** Opening Document passage block **

Every tech company in the world uses servers containing silicon chips to store vital data and carry out other crucial functions that keep websites, e-commerce and social media alive.
Overheating is a familiar problem to many people who own a computer, and it is even more prevalent and far more consequential in the data centers that hold these sensitive servers, which we rely on for every aspect of our modern, interconnected world.
And Sderot-based startup Zutacore has come up with a cost-effective, sustainable way to ensure that the servers do not overheat and fall or are damaged by traditional water-based solutions to this problem.
Inside a data center, computer systems are organized using racks resembling large shelves holding many powerful servers. They are connected with cables so that they can share information and work together efficiently.
But the servers overheat when they experience a phenomenon called heat flux – when the chips cannot get rid of heat as quickly as they create it. This is a long-standing issue in computers, and as they get bigger and more powerful, the ability to cool them becomes more challenging.

** Closing Document passage block **

*To do*
**A)** Translate this sentence from the passage on server overheating into Spanish: "Inside a data center, computer systems are organized using racks resembling large shelves holding many powerful servers."
**B)** List everything that the passage on server overheating says the servers' functions keep alive.
**C)** Write the next few sentences of the passage on server overheating, picking up after its final sentence.
The entries are not needed for this work.

** Opening The data block **

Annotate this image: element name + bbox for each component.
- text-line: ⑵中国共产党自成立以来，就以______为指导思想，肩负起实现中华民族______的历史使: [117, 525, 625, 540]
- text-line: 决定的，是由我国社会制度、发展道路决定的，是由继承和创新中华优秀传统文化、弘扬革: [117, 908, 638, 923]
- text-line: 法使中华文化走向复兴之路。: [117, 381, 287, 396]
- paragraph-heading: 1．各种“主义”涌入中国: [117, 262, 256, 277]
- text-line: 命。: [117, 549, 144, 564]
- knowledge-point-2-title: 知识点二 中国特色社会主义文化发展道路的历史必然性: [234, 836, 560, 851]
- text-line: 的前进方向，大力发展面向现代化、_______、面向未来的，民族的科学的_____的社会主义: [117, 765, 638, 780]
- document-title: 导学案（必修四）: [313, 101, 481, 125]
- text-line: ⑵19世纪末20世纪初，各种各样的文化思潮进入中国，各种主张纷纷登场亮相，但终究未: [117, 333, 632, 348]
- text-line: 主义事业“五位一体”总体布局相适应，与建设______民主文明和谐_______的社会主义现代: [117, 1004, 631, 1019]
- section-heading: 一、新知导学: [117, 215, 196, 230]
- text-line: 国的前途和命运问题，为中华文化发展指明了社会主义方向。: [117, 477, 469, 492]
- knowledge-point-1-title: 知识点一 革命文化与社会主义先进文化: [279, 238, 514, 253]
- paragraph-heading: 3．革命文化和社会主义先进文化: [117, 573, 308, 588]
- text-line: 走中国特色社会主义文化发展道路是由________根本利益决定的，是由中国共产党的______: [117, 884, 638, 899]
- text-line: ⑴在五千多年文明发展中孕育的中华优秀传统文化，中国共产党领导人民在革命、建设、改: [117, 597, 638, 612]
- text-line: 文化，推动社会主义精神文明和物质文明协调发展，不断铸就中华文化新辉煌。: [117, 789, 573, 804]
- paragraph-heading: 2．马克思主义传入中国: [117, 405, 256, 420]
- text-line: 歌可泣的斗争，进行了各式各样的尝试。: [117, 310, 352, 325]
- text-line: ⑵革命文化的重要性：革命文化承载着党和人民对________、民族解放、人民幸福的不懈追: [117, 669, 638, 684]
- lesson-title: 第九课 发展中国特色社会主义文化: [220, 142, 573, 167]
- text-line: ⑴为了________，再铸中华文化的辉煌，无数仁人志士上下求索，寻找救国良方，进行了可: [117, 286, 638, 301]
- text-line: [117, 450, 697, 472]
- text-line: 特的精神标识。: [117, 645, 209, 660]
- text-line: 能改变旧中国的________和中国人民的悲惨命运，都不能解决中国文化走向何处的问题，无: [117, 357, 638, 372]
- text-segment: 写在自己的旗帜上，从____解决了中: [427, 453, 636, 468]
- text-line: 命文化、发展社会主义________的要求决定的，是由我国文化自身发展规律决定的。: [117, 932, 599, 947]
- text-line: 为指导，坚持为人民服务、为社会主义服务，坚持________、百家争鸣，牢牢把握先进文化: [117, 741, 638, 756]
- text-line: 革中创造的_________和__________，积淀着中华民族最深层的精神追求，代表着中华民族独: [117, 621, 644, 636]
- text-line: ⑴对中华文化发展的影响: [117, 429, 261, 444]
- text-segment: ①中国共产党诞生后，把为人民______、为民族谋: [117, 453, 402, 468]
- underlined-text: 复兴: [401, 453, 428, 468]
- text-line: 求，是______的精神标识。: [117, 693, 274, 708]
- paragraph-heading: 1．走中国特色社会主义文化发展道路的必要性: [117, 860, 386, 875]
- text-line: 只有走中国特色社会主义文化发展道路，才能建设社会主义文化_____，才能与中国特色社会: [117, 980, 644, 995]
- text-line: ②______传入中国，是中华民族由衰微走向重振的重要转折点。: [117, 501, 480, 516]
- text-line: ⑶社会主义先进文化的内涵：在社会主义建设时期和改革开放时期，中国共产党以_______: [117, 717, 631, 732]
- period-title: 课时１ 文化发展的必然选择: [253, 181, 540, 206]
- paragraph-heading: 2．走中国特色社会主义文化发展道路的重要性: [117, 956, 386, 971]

** Closing The data block **

*Responses by task*
**A)** Dentro de un centro de datos, los sistemas informáticos se organizan mediante bastidores que se asemejan a grandes estanterías con muchos servidores potentes.

**B)** Websites, e-commerce, social media

**C)**
Zutacore has developed a method of removing the heat from the computer processors with a unique two-phase cooling system.
The technology comes as a box-shaped device attached directly to the cold plate of each individual server. The cold plate is a standard feature for processors consisting of a metal sheet placed on servers to help regulate their temperature using water, similar to a car radiator.
But unlike these traditional cooling solutions that are reliant on water, Zutacore’s HyperCool system uses a dielectric liquid that does not conduct electricity, making it safe to use directly on electronic components.
Emanating from the HyperCool box are two pipes – one blue and one red – that are attached to each individual server.
The dielectric liquid enters from a storage unit on the side of the box through the blue pipe, where it absorbs the heat from the server to which it is connected.
The liquid boils and turns into vapor, which draws the heat out from the processor. This vapor is taken through the red pipe out of the data center via an external port, just as an air conditioning unit removes excess water to the outside.
“You have a layer of liquid that when heat comes up from the chip, boils that liquid. Vapor comes out with the heat, and more liquid comes in as the vapor leaves,” Zutacore Executive VP Product and Innovation Shahar Belkin tells NoCamels.
He explains that this cools the chip by evenly and consistently removing heat through the boiling process.
“If you don’t have the liquid, the system will burn right through the metal,” he says.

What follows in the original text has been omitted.